**TASK DESCRIPTION**
Show all lines that include the string "thức"; copy each one.

**RECORDS TO USE**
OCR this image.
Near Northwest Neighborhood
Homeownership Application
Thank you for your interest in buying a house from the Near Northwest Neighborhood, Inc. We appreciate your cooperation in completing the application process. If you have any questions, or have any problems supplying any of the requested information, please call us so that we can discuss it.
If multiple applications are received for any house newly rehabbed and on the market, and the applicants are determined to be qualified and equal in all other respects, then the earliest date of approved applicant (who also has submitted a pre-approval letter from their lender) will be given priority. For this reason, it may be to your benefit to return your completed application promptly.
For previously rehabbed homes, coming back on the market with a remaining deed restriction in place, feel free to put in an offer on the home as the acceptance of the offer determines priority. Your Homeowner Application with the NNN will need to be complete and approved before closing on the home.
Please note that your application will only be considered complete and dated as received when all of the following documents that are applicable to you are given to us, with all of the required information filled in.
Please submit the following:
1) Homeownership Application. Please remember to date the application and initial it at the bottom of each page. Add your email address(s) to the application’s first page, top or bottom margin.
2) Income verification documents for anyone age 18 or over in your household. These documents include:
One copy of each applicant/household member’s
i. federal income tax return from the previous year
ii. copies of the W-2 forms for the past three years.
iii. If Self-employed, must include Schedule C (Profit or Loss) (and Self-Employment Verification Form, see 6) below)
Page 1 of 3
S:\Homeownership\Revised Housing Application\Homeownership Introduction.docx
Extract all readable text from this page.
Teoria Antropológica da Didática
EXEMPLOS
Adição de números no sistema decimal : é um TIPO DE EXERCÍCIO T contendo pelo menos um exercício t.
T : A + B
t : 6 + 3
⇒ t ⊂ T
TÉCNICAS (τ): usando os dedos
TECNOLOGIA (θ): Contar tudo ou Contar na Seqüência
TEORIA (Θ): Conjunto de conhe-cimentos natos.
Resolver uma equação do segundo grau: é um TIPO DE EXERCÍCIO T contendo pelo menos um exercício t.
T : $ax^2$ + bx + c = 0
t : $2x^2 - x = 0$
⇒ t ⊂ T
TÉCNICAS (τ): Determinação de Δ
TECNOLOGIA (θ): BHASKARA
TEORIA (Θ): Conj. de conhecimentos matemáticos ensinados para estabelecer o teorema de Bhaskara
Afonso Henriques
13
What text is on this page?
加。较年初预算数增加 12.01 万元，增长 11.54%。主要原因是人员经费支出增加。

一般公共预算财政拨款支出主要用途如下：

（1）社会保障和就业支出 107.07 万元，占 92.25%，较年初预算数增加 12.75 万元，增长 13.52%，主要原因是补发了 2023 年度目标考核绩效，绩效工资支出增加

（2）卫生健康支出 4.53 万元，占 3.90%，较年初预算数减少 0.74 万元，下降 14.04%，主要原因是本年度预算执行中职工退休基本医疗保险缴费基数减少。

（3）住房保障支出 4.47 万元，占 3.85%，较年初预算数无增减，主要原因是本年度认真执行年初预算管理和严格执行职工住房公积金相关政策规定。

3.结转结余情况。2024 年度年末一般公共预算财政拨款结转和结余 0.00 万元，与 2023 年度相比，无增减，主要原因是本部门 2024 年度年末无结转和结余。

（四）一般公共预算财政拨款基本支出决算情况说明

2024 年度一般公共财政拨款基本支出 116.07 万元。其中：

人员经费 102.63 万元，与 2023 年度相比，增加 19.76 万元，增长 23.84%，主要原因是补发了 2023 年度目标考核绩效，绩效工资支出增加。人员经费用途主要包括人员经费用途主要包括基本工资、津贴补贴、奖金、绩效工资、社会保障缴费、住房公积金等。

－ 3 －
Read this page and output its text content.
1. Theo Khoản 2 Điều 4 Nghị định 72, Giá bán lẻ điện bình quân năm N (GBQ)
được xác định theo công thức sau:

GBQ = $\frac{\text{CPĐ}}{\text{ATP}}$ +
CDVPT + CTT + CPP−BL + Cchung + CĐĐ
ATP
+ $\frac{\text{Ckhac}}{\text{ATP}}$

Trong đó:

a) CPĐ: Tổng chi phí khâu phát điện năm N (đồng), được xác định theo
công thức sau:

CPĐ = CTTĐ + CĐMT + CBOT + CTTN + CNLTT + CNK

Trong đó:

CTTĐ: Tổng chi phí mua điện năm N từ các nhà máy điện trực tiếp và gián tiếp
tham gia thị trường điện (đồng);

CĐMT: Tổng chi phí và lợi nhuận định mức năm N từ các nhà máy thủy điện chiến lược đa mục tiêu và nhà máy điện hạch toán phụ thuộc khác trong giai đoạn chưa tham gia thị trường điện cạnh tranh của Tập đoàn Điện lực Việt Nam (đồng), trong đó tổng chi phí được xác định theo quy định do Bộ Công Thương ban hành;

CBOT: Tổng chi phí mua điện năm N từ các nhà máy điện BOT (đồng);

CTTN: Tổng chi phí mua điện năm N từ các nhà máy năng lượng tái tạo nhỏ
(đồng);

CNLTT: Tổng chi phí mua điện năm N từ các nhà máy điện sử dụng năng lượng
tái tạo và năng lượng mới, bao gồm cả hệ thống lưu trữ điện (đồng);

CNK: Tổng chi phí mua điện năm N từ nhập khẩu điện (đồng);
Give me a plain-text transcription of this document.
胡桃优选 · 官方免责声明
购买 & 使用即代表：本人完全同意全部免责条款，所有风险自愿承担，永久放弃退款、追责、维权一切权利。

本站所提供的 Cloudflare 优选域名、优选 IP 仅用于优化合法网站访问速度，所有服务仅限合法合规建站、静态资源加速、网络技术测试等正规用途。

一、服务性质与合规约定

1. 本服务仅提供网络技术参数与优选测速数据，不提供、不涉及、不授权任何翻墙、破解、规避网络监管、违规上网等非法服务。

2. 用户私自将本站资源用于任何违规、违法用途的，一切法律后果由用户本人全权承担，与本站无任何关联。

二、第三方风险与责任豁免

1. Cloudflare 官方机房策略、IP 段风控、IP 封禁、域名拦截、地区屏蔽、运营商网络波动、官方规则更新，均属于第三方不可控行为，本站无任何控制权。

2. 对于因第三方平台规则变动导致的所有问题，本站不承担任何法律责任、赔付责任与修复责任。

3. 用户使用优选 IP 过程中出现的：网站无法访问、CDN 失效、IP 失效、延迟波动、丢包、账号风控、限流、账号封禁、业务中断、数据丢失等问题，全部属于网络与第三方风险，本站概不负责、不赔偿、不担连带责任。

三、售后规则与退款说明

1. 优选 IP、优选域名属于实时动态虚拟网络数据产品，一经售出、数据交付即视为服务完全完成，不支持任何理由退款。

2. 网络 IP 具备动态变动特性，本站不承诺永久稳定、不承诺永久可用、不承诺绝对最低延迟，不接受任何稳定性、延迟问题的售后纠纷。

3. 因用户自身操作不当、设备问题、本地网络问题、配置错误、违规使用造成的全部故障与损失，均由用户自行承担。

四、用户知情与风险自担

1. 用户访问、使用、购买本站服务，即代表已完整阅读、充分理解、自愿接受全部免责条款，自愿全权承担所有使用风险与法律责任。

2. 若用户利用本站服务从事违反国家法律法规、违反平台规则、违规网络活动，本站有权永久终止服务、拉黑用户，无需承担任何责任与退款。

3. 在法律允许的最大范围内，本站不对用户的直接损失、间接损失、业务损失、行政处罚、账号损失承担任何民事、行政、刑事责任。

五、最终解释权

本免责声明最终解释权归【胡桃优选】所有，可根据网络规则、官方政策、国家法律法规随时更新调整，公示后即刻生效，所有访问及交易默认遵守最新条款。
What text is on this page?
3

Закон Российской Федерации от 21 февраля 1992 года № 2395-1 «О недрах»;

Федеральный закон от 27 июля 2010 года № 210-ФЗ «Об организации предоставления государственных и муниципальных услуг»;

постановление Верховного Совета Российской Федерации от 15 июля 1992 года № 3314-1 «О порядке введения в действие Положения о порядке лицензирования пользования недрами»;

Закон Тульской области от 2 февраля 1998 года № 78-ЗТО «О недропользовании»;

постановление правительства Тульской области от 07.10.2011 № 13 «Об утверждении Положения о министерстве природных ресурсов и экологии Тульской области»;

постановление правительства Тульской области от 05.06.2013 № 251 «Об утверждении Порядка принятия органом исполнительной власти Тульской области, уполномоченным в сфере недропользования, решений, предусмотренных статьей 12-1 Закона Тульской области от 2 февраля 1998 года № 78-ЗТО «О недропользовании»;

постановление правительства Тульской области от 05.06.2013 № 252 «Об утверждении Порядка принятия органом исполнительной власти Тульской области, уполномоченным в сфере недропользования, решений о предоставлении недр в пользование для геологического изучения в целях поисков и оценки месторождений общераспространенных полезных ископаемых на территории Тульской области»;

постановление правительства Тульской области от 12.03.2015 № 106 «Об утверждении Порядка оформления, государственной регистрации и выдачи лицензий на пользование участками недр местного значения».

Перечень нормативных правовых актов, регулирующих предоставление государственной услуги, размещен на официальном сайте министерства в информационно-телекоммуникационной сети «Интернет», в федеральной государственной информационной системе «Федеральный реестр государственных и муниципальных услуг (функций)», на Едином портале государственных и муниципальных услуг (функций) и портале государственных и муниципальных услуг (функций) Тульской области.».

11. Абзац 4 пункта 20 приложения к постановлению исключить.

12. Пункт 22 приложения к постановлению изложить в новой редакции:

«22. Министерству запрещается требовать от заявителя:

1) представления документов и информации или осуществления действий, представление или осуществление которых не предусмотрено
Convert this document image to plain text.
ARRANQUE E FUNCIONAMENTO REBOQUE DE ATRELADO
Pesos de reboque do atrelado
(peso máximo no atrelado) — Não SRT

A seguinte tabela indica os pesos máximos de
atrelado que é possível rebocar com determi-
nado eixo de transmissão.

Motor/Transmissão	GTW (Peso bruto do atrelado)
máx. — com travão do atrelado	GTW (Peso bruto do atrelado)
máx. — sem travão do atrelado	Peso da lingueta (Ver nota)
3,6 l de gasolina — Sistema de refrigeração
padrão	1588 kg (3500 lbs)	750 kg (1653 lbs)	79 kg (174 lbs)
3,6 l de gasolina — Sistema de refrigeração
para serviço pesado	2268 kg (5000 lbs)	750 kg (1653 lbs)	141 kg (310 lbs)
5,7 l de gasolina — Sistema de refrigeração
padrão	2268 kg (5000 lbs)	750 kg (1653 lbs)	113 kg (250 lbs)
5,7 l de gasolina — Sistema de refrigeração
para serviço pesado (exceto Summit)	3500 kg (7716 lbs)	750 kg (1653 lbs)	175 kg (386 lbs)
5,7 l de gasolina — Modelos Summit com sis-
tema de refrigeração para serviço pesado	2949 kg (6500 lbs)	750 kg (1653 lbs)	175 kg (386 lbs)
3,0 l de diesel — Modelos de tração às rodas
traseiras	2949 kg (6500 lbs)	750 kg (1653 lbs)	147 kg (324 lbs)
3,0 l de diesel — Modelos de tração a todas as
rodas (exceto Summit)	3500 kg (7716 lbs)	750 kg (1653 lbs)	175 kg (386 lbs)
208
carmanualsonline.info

**EXPECTED ANSWER**
được xác định theo công thức sau:
công thức sau:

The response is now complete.